Extracts from a graphics dataset
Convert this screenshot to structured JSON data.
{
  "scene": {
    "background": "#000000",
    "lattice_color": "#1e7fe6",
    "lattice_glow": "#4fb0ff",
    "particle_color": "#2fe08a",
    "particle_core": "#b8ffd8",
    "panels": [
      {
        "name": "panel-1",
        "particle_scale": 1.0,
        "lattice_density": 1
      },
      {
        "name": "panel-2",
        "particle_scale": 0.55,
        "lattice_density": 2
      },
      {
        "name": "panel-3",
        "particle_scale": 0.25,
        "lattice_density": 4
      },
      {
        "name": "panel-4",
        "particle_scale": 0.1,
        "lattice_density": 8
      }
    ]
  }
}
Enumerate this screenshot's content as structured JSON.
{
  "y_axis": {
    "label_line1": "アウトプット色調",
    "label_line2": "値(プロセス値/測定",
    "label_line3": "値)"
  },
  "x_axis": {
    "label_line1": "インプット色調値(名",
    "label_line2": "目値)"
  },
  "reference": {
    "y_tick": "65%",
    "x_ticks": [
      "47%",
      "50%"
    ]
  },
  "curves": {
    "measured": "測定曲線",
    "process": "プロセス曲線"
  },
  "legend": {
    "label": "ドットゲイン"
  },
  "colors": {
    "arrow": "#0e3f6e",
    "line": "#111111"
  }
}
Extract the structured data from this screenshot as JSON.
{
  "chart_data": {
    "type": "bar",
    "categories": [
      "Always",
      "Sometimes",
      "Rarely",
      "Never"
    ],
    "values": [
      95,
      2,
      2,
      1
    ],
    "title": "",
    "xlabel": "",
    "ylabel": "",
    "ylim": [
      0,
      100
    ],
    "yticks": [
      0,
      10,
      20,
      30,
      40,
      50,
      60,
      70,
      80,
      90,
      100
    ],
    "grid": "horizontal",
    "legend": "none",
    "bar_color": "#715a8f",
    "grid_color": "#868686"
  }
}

● Task directions: Return each line of the data exactly as written above.

● Task output:
Convert this screenshot to structured JSON data.
{
  "scene": {
    "background": "#000000",
    "lattice_color": "#1e7fe6",
    "lattice_glow": "#4fb0ff",
    "particle_color": "#2fe08a",
    "particle_core": "#b8ffd8",
    "panels": [
      {
        "name": "panel-1",
        "particle_scale": 1.0,
        "lattice_density": 1
      },
      {
        "name": "panel-2",
        "particle_scale": 0.55,
        "lattice_density": 2
      },
      {
        "name": "panel-3",
        "particle_scale": 0.25,
        "lattice_density": 4
      },
      {
        "name": "panel-4",
        "particle_scale": 0.1,
        "lattice_density": 8
      }
    ]
  }
}
Enumerate this screenshot's content as structured JSON.
{
  "y_axis": {
    "label_line1": "アウトプット色調",
    "label_line2": "値(プロセス値/測定",
    "label_line3": "値)"
  },
  "x_axis": {
    "label_line1": "インプット色調値(名",
    "label_line2": "目値)"
  },
  "reference": {
    "y_tick": "65%",
    "x_ticks": [
      "47%",
      "50%"
    ]
  },
  "curves": {
    "measured": "測定曲線",
    "process": "プロセス曲線"
  },
  "legend": {
    "label": "ドットゲイン"
  },
  "colors": {
    "arrow": "#0e3f6e",
    "line": "#111111"
  }
}
Extract the structured data from this screenshot as JSON.
{
  "chart_data": {
    "type": "bar",
    "categories": [
      "Always",
      "Sometimes",
      "Rarely",
      "Never"
    ],
    "values": [
      95,
      2,
      2,
      1
    ],
    "title": "",
    "xlabel": "",
    "ylabel": "",
    "ylim": [
      0,
      100
    ],
    "yticks": [
      0,
      10,
      20,
      30,
      40,
      50,
      60,
      70,
      80,
      90,
      100
    ],
    "grid": "horizontal",
    "legend": "none",
    "bar_color": "#715a8f",
    "grid_color": "#868686"
  }
}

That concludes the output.